-- start Input for this task --
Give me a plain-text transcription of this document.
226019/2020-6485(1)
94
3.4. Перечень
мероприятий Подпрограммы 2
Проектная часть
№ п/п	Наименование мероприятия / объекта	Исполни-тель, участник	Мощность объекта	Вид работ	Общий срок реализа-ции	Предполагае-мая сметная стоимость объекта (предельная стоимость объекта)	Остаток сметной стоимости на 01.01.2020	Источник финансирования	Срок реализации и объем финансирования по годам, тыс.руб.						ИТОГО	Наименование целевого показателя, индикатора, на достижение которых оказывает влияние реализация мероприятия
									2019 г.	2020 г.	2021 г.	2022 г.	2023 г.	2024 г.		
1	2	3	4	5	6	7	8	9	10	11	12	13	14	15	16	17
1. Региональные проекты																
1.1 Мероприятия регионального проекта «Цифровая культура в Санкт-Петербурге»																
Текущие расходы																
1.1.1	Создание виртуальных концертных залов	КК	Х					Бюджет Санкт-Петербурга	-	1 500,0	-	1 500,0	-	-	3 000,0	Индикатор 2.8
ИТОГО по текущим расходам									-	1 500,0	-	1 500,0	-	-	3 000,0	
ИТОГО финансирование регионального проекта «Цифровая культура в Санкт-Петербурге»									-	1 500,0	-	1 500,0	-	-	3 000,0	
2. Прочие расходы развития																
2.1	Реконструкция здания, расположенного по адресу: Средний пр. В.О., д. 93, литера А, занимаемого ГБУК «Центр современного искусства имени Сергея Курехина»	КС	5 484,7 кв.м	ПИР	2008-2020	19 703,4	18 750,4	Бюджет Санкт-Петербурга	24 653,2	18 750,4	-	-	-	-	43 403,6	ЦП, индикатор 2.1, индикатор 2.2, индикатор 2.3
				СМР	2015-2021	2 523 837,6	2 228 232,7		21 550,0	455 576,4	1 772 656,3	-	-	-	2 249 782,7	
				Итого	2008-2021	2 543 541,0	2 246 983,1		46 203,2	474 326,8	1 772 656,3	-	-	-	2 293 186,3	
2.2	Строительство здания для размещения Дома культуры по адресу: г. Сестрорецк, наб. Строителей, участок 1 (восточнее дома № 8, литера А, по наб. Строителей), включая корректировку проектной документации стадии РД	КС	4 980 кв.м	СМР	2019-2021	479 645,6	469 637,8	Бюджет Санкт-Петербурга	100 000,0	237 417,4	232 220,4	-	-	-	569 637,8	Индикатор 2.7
-- end Input for this task --
-- start Input for this task --
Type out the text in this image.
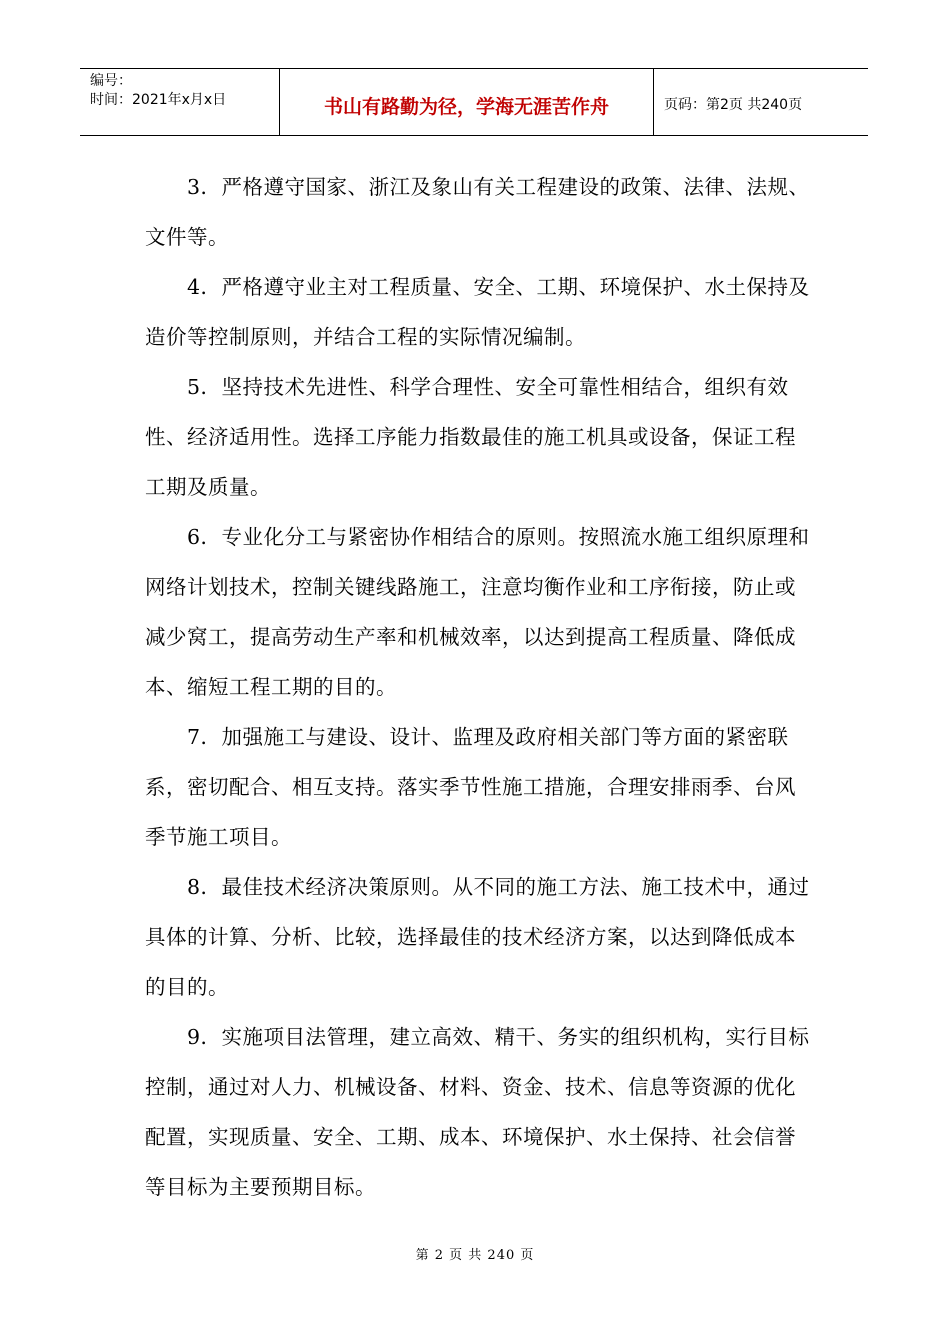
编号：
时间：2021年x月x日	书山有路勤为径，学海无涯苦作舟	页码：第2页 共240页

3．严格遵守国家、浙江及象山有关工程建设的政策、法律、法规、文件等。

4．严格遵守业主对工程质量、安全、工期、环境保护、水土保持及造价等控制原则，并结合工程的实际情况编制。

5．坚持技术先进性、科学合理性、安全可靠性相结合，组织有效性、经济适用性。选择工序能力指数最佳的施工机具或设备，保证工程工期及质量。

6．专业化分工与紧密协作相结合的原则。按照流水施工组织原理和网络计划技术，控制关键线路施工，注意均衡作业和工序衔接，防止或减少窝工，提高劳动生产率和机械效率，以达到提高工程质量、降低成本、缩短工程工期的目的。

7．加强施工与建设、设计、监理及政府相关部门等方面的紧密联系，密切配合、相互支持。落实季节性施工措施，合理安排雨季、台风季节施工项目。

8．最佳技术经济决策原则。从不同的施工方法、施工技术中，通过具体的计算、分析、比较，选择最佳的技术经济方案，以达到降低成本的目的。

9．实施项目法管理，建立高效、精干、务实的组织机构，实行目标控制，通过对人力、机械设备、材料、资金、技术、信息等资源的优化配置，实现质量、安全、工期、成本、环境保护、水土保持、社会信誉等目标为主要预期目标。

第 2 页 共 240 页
-- end Input for this task --
Task prompt
Write down the number of lines where the word "литера" appears, and nothing further.

Response to this exercise
2